Exercise objective — Please retype the data in full and exactly; the pictures are not part of the copy.
○ ○ ○ ○ ○ ○ ○
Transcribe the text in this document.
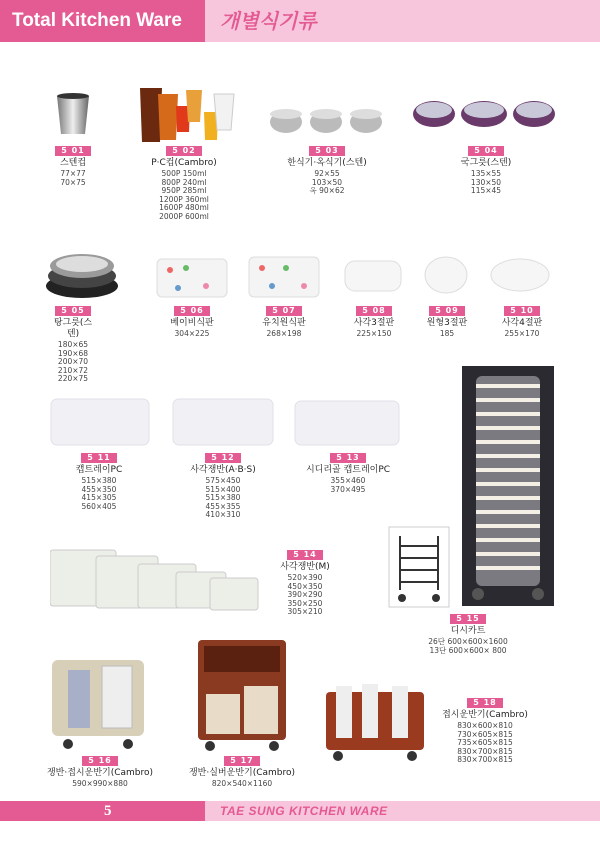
Total Kitchen Ware	개별식기류
5 01
스텐컵
77×77
70×75
5 02
P·C컵(Cambro)
500P 150ml
800P 240ml
950P 285ml
1200P 360ml
1600P 480ml
2000P 600ml
5 03
한식기·옥식기(스텐)
92×55
103×50
옥 90×62
5 04
국그릇(스텐)
135×55
130×50
115×45
5 05
탕그릇(스텐)
180×65
190×68
200×70
210×72
220×75
5 06
베이비식판
304×225
5 07
유치원식판
268×198
5 08
사각3절판
225×150
5 09
원형3절판
185
5 10
사각4절판
255×170
5 11
캡트레이PC
515×380
455×350
415×305
560×405
5 12
사각쟁반(A·B·S)
575×450
515×400
515×380
455×355
410×310
5 13
시디리골 캡트레이PC
355×460
370×495
5 14
사각쟁반(M)
520×390
450×350
390×290
350×250
305×210
5 15
디시카트
26단 600×600×1600
13단 600×600× 800
5 16
쟁반·접시운반기(Cambro)
590×990×880
5 17
쟁반·실버운반기(Cambro)
820×540×1160
5 18
접시운반기(Cambro)
830×600×810
730×605×815
735×605×815
830×700×815
830×700×815
5	TAE SUNG KITCHEN WARE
○ ○ ○ ○ ○ ○ ○
Right answer —
Transcribe the text in this document.
Total Kitchen Ware	개별식기류
5 01
스텐컵
77×77
70×75
5 02
P·C컵(Cambro)
500P 150ml
800P 240ml
950P 285ml
1200P 360ml
1600P 480ml
2000P 600ml
5 03
한식기·옥식기(스텐)
92×55
103×50
옥 90×62
5 04
국그릇(스텐)
135×55
130×50
115×45
5 05
탕그릇(스텐)
180×65
190×68
200×70
210×72
220×75
5 06
베이비식판
304×225
5 07
유치원식판
268×198
5 08
사각3절판
225×150
5 09
원형3절판
185
5 10
사각4절판
255×170
5 11
캡트레이PC
515×380
455×350
415×305
560×405
5 12
사각쟁반(A·B·S)
575×450
515×400
515×380
455×355
410×310
5 13
시디리골 캡트레이PC
355×460
370×495
5 14
사각쟁반(M)
520×390
450×350
390×290
350×250
305×210
5 15
디시카트
26단 600×600×1600
13단 600×600× 800
5 16
쟁반·접시운반기(Cambro)
590×990×880
5 17
쟁반·실버운반기(Cambro)
820×540×1160
5 18
접시운반기(Cambro)
830×600×810
730×605×815
735×605×815
830×700×815
830×700×815
5	TAE SUNG KITCHEN WARE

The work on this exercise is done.